▼

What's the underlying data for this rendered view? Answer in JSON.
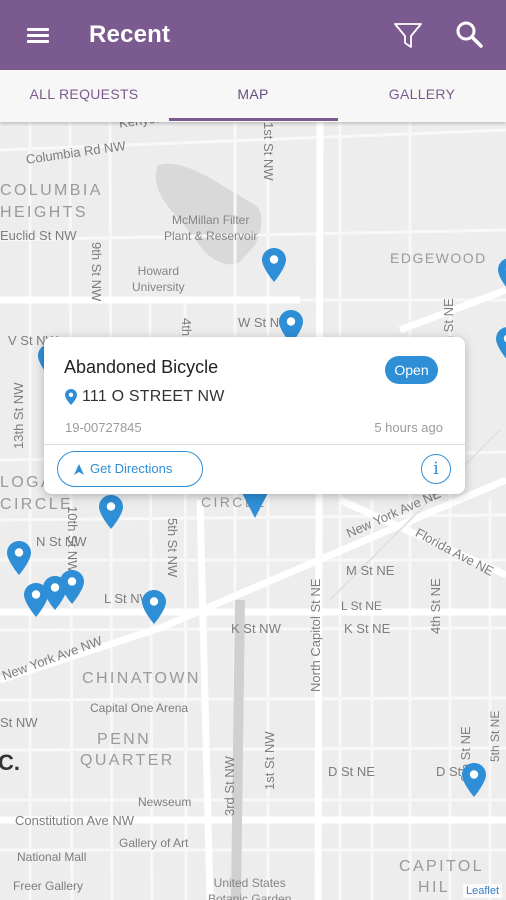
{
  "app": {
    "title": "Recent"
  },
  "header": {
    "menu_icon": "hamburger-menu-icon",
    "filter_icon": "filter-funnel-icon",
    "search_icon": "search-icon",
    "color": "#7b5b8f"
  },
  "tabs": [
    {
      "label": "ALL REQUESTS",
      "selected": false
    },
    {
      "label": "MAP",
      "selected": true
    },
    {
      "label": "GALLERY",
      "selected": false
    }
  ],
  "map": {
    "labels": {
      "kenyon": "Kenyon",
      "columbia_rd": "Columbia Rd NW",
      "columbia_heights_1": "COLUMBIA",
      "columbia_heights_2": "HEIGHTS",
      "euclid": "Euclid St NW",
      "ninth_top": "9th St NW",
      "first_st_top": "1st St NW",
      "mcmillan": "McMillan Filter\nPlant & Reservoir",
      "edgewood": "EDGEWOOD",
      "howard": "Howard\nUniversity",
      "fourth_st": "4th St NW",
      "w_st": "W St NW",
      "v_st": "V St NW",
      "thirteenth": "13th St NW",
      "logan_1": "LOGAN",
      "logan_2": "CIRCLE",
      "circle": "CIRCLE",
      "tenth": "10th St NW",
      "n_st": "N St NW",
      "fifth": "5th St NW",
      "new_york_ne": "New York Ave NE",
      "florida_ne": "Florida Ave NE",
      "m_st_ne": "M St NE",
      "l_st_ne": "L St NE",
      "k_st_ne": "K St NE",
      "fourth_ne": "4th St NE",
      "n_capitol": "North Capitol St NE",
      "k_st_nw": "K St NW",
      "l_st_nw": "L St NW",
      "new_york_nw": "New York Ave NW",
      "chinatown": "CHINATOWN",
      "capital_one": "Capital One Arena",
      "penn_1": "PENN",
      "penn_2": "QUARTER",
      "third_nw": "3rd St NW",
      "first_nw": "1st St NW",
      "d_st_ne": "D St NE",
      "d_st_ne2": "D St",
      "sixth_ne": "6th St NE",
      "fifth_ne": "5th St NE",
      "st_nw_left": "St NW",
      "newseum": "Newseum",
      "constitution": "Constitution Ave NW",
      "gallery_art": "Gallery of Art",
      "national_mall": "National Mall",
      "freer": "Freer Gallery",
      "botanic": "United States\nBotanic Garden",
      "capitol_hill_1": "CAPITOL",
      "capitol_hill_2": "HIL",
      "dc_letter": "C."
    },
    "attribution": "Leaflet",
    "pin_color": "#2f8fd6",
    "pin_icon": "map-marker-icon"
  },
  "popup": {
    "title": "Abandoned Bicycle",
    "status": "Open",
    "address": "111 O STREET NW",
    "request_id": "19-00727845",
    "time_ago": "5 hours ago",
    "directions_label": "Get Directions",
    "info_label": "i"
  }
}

▲

What is the number of lines that hold the string "icon"? Give it alone.

● **FINISHED TASK**
4